• **Stated goal**: For each line below that includes the word "this", make a copy.
-- -- --
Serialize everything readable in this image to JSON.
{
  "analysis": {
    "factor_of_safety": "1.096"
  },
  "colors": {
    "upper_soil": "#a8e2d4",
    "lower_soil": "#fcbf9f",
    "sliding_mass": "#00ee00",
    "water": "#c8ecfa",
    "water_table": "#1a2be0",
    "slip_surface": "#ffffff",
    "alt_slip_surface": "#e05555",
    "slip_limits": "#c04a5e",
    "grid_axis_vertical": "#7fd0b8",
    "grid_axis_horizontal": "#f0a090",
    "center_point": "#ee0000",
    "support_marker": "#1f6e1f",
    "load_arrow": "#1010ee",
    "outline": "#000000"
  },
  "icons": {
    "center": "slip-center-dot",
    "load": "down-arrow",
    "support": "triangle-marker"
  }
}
-- -- --
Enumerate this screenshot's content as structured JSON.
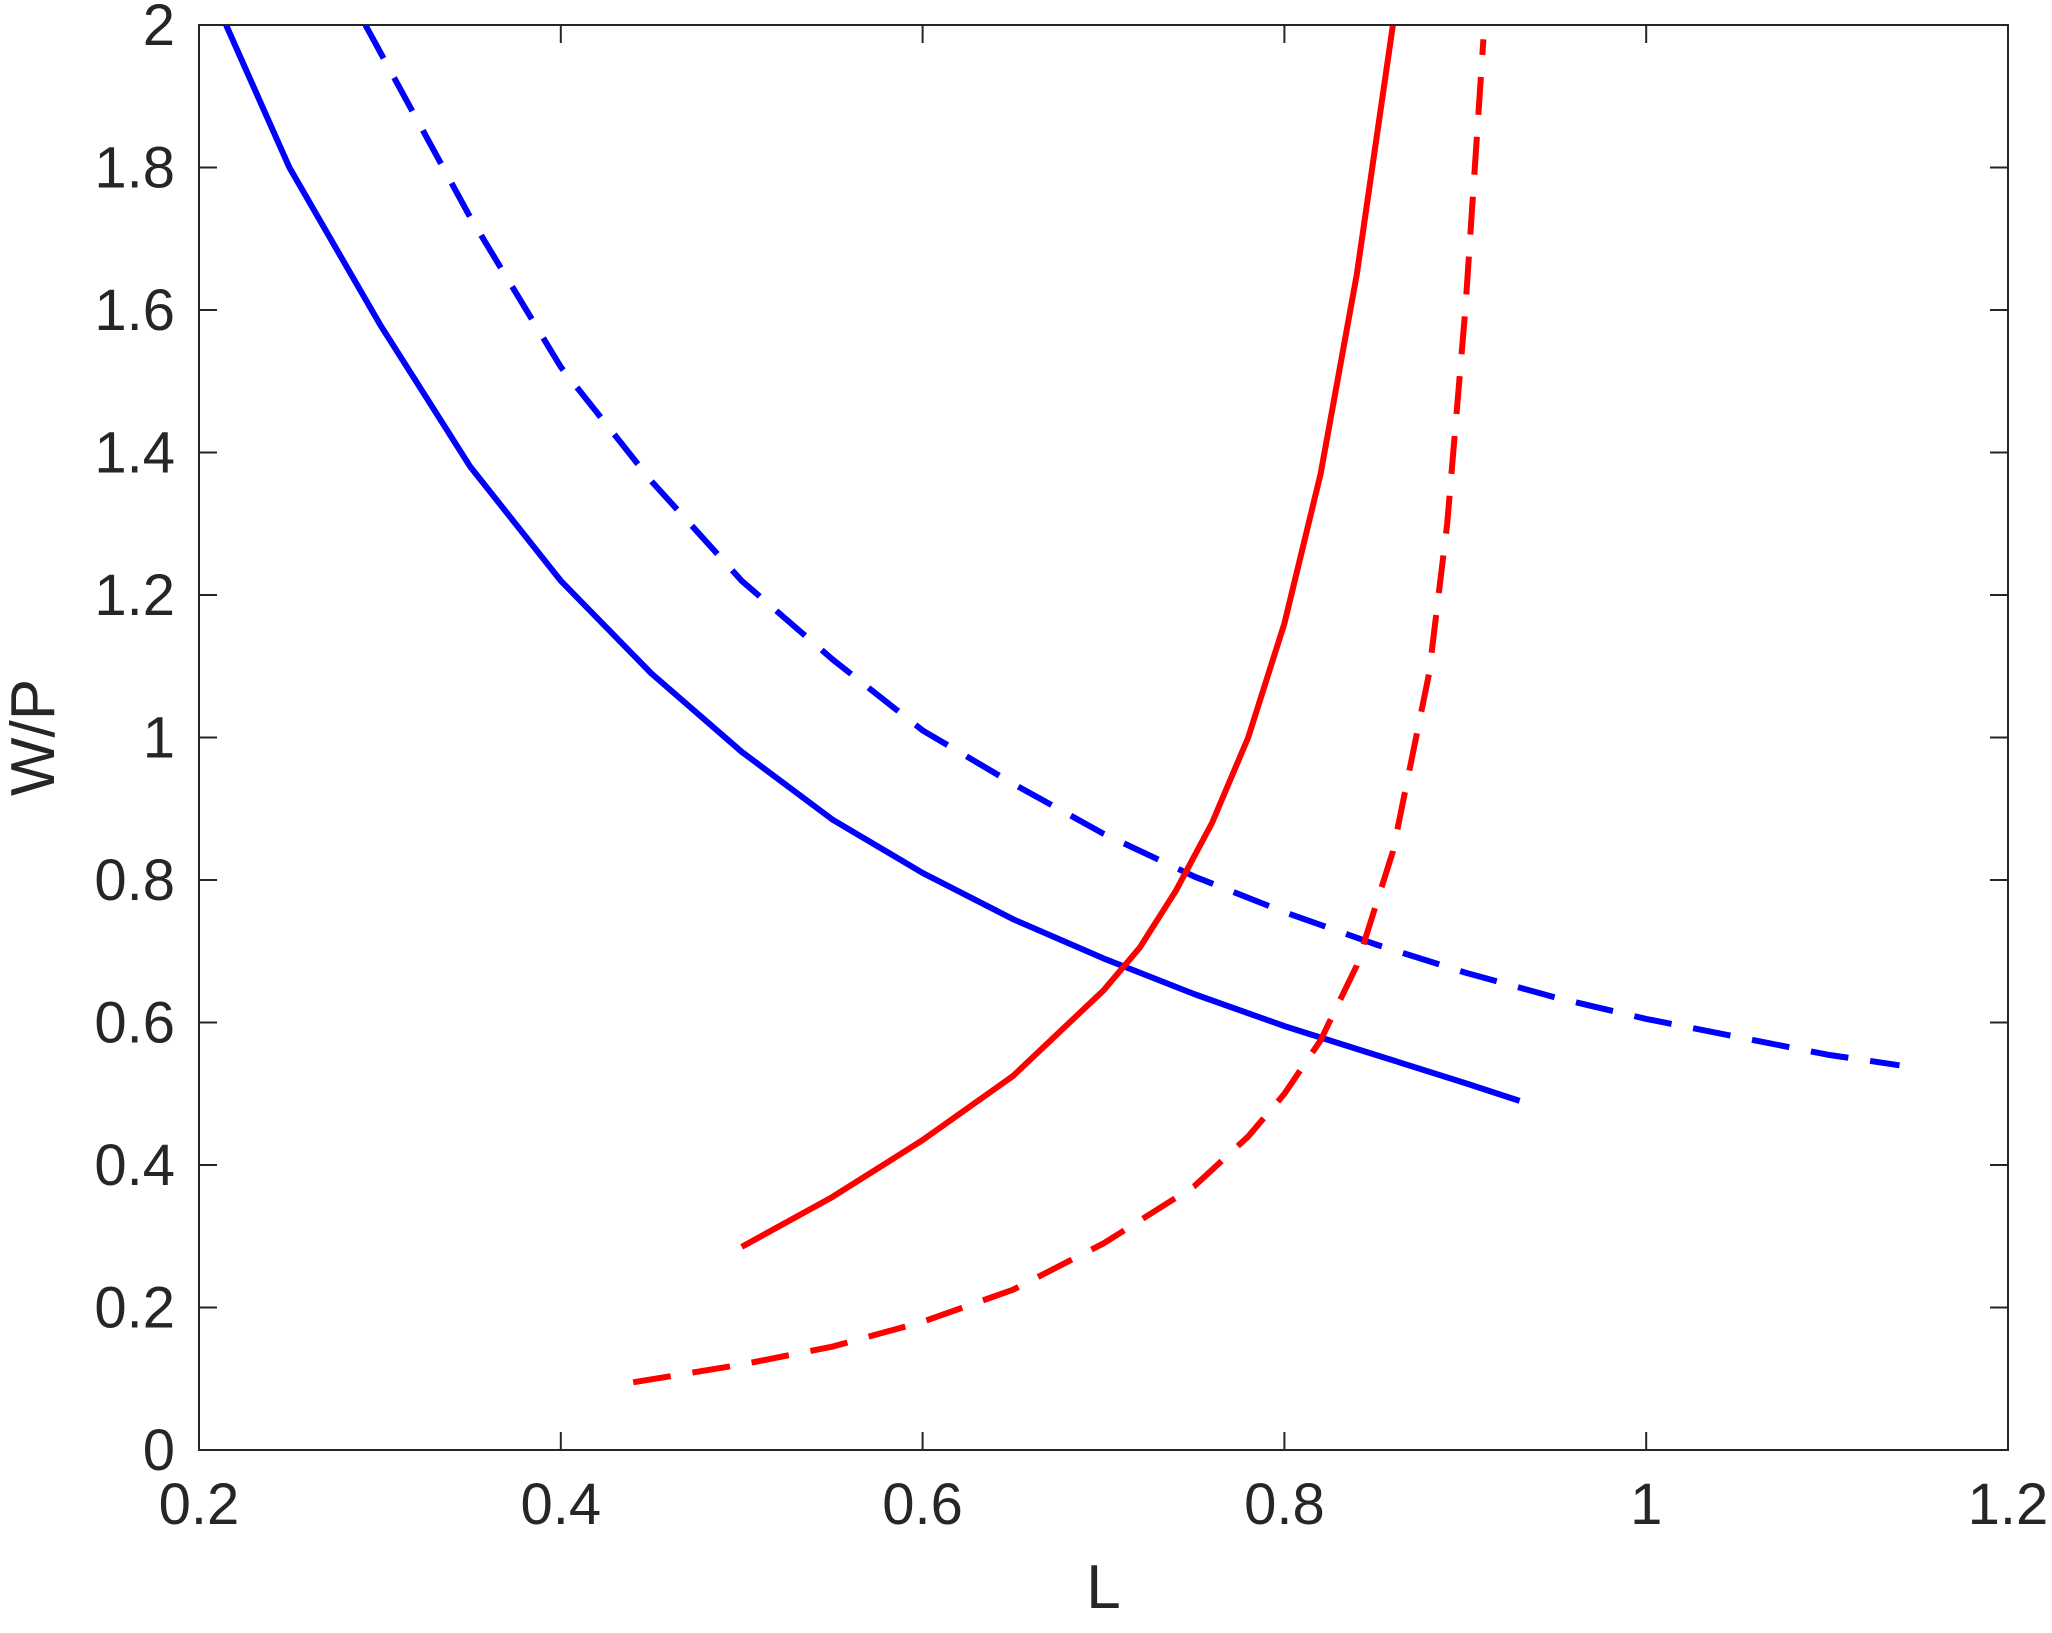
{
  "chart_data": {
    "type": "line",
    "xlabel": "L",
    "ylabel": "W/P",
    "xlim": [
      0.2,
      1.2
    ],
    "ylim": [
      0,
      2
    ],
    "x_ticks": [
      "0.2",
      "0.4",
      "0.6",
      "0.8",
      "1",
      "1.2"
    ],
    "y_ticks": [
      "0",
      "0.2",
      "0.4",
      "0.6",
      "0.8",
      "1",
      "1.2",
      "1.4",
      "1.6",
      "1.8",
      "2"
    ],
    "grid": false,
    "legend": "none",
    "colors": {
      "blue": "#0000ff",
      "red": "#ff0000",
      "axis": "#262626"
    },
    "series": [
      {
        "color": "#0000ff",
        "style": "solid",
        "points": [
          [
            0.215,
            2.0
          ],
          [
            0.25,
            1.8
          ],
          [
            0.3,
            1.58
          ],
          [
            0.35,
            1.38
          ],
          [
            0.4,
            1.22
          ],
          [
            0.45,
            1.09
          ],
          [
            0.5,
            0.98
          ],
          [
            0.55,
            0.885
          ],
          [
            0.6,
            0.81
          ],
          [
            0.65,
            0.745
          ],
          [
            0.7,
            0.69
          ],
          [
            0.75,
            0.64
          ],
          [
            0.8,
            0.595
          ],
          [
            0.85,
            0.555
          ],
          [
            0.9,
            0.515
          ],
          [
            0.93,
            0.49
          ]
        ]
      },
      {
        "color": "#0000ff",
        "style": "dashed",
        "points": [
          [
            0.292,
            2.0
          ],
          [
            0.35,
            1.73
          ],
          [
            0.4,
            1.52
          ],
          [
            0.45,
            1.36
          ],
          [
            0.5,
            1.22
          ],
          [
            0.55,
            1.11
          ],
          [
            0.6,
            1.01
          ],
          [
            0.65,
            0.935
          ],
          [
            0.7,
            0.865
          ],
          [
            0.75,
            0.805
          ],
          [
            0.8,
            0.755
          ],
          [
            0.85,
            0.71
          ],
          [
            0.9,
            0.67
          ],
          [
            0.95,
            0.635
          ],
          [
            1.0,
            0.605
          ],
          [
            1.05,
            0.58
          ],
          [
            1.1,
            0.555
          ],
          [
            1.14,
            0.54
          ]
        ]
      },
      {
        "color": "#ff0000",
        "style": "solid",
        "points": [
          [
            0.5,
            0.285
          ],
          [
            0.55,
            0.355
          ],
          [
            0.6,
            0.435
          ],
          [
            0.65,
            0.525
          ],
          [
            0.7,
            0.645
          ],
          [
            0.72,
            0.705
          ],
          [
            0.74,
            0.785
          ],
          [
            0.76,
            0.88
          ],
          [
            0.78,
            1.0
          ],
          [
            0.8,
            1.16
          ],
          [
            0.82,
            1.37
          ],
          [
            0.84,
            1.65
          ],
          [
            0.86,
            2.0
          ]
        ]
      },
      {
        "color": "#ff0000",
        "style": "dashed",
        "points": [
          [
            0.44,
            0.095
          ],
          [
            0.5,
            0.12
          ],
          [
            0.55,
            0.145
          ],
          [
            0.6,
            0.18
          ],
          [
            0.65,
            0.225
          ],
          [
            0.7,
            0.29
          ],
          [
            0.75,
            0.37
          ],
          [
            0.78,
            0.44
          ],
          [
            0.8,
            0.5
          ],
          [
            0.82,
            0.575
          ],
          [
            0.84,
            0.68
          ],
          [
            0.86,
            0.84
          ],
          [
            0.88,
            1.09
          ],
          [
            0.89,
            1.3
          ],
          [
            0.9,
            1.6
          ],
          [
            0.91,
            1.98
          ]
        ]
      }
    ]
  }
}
-- -- --
• **Output of the task**:
Serialize everything readable in this image to JSON.
Enumerate this screenshot's content as structured JSON.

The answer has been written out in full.